■ What is being asked ■
Restate all the material verbatim, except for the pictures.

■ Provided data ■
+++

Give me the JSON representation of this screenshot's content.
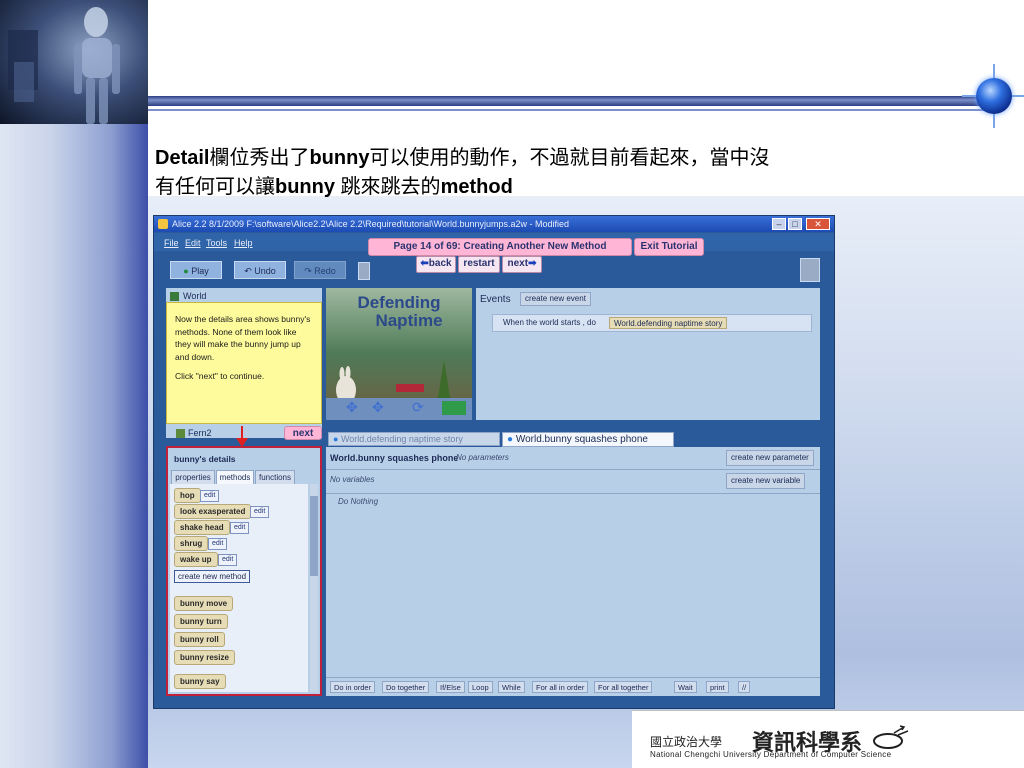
{
  "slide": {
    "title_line1_parts": [
      "Detail",
      "欄位秀出了",
      "bunny",
      "可以使用的動作，不過就目前看起來，當中沒"
    ],
    "title_line2_parts": [
      "有任何可以讓",
      "bunny",
      " 跳來跳去的",
      "method"
    ]
  },
  "app": {
    "window_title": "Alice 2.2 8/1/2009  F:\\software\\Alice2.2\\Alice 2.2\\Required\\tutorial\\World.bunnyjumps.a2w  - Modified",
    "menu": [
      "File",
      "Edit",
      "Tools",
      "Help"
    ],
    "tutorial": {
      "page_label": "Page 14 of 69: Creating Another New Method",
      "exit_label": "Exit Tutorial",
      "back_label": "back",
      "restart_label": "restart",
      "next_label": "next"
    },
    "toolbar": {
      "play_label": "Play",
      "undo_label": "Undo",
      "redo_label": "Redo"
    },
    "object_tree": {
      "world_label": "World",
      "fern_label": "Fern2"
    },
    "callout": {
      "text": "Now the details area shows bunny's methods. None of them look like they will make the bunny jump up and down.",
      "instruction": "Click \"next\" to continue.",
      "next_label": "next"
    },
    "scene": {
      "title_line1": "Defending",
      "title_line2": "Naptime"
    },
    "events": {
      "label": "Events",
      "create_button": "create new event",
      "when_text": "When the world starts , do",
      "do_value": "World.defending naptime story"
    },
    "details": {
      "title": "bunny's details",
      "tabs": [
        "properties",
        "methods",
        "functions"
      ],
      "methods": [
        {
          "name": "hop",
          "edit": "edit"
        },
        {
          "name": "look exasperated",
          "edit": "edit"
        },
        {
          "name": "shake head",
          "edit": "edit"
        },
        {
          "name": "shrug",
          "edit": "edit"
        },
        {
          "name": "wake up",
          "edit": "edit"
        }
      ],
      "create_method": "create new method",
      "builtins": [
        "bunny  move",
        "bunny  turn",
        "bunny  roll",
        "bunny  resize",
        "bunny  say"
      ]
    },
    "editor": {
      "tabs": [
        "World.defending naptime story",
        "World.bunny squashes phone"
      ],
      "method_title": "World.bunny squashes phone",
      "no_params": "No parameters",
      "create_param": "create new parameter",
      "no_vars": "No variables",
      "create_var": "create new variable",
      "do_nothing": "Do Nothing"
    },
    "bottom_bar": [
      "Do in order",
      "Do together",
      "If/Else",
      "Loop",
      "While",
      "For all in order",
      "For all together",
      "Wait",
      "print",
      "//"
    ]
  },
  "footer": {
    "school_cn": "國立政治大學",
    "dept_cn": "資訊科學系",
    "dept_en": "National Chengchi University Department of Computer Science"
  }
}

+++

■ Solution below ■
Give me the JSON representation of this screenshot's content.
{
  "slide": {
    "title_line1_parts": [
      "Detail",
      "欄位秀出了",
      "bunny",
      "可以使用的動作，不過就目前看起來，當中沒"
    ],
    "title_line2_parts": [
      "有任何可以讓",
      "bunny",
      " 跳來跳去的",
      "method"
    ]
  },
  "app": {
    "window_title": "Alice 2.2 8/1/2009  F:\\software\\Alice2.2\\Alice 2.2\\Required\\tutorial\\World.bunnyjumps.a2w  - Modified",
    "menu": [
      "File",
      "Edit",
      "Tools",
      "Help"
    ],
    "tutorial": {
      "page_label": "Page 14 of 69: Creating Another New Method",
      "exit_label": "Exit Tutorial",
      "back_label": "back",
      "restart_label": "restart",
      "next_label": "next"
    },
    "toolbar": {
      "play_label": "Play",
      "undo_label": "Undo",
      "redo_label": "Redo"
    },
    "object_tree": {
      "world_label": "World",
      "fern_label": "Fern2"
    },
    "callout": {
      "text": "Now the details area shows bunny's methods. None of them look like they will make the bunny jump up and down.",
      "instruction": "Click \"next\" to continue.",
      "next_label": "next"
    },
    "scene": {
      "title_line1": "Defending",
      "title_line2": "Naptime"
    },
    "events": {
      "label": "Events",
      "create_button": "create new event",
      "when_text": "When the world starts , do",
      "do_value": "World.defending naptime story"
    },
    "details": {
      "title": "bunny's details",
      "tabs": [
        "properties",
        "methods",
        "functions"
      ],
      "methods": [
        {
          "name": "hop",
          "edit": "edit"
        },
        {
          "name": "look exasperated",
          "edit": "edit"
        },
        {
          "name": "shake head",
          "edit": "edit"
        },
        {
          "name": "shrug",
          "edit": "edit"
        },
        {
          "name": "wake up",
          "edit": "edit"
        }
      ],
      "create_method": "create new method",
      "builtins": [
        "bunny  move",
        "bunny  turn",
        "bunny  roll",
        "bunny  resize",
        "bunny  say"
      ]
    },
    "editor": {
      "tabs": [
        "World.defending naptime story",
        "World.bunny squashes phone"
      ],
      "method_title": "World.bunny squashes phone",
      "no_params": "No parameters",
      "create_param": "create new parameter",
      "no_vars": "No variables",
      "create_var": "create new variable",
      "do_nothing": "Do Nothing"
    },
    "bottom_bar": [
      "Do in order",
      "Do together",
      "If/Else",
      "Loop",
      "While",
      "For all in order",
      "For all together",
      "Wait",
      "print",
      "//"
    ]
  },
  "footer": {
    "school_cn": "國立政治大學",
    "dept_cn": "資訊科學系",
    "dept_en": "National Chengchi University Department of Computer Science"
  }
}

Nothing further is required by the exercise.